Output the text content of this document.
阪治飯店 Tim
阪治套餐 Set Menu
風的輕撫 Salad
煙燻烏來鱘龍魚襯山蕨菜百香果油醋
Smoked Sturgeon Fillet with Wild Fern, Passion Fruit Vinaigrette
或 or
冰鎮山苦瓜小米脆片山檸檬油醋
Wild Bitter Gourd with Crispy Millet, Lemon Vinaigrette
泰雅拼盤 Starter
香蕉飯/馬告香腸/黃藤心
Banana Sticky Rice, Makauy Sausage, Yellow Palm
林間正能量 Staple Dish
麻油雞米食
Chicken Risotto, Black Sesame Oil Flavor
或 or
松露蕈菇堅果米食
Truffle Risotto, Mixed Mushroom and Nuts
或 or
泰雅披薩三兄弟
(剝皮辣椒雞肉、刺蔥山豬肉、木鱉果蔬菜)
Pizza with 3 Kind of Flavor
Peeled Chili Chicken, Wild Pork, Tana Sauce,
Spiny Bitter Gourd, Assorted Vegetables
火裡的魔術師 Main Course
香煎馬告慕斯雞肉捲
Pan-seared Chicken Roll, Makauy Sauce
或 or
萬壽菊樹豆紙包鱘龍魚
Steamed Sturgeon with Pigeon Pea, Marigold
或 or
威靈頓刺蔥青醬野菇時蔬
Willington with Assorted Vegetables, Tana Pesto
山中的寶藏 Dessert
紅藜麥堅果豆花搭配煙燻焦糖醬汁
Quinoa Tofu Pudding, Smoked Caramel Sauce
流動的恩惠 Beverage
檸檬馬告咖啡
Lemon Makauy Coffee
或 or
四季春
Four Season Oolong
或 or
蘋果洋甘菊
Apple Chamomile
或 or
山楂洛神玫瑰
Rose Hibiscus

◆ **Aim**
Extract, word for word, each line of the listing above.

◆ **Written reply**
Output the text content of this document.
阪治飯店 Tim
阪治套餐 Set Menu
風的輕撫 Salad
煙燻烏來鱘龍魚襯山蕨菜百香果油醋
Smoked Sturgeon Fillet with Wild Fern, Passion Fruit Vinaigrette
或 or
冰鎮山苦瓜小米脆片山檸檬油醋
Wild Bitter Gourd with Crispy Millet, Lemon Vinaigrette
泰雅拼盤 Starter
香蕉飯/馬告香腸/黃藤心
Banana Sticky Rice, Makauy Sausage, Yellow Palm
林間正能量 Staple Dish
麻油雞米食
Chicken Risotto, Black Sesame Oil Flavor
或 or
松露蕈菇堅果米食
Truffle Risotto, Mixed Mushroom and Nuts
或 or
泰雅披薩三兄弟
(剝皮辣椒雞肉、刺蔥山豬肉、木鱉果蔬菜)
Pizza with 3 Kind of Flavor
Peeled Chili Chicken, Wild Pork, Tana Sauce,
Spiny Bitter Gourd, Assorted Vegetables
火裡的魔術師 Main Course
香煎馬告慕斯雞肉捲
Pan-seared Chicken Roll, Makauy Sauce
或 or
萬壽菊樹豆紙包鱘龍魚
Steamed Sturgeon with Pigeon Pea, Marigold
或 or
威靈頓刺蔥青醬野菇時蔬
Willington with Assorted Vegetables, Tana Pesto
山中的寶藏 Dessert
紅藜麥堅果豆花搭配煙燻焦糖醬汁
Quinoa Tofu Pudding, Smoked Caramel Sauce
流動的恩惠 Beverage
檸檬馬告咖啡
Lemon Makauy Coffee
或 or
四季春
Four Season Oolong
或 or
蘋果洋甘菊
Apple Chamomile
或 or
山楂洛神玫瑰
Rose Hibiscus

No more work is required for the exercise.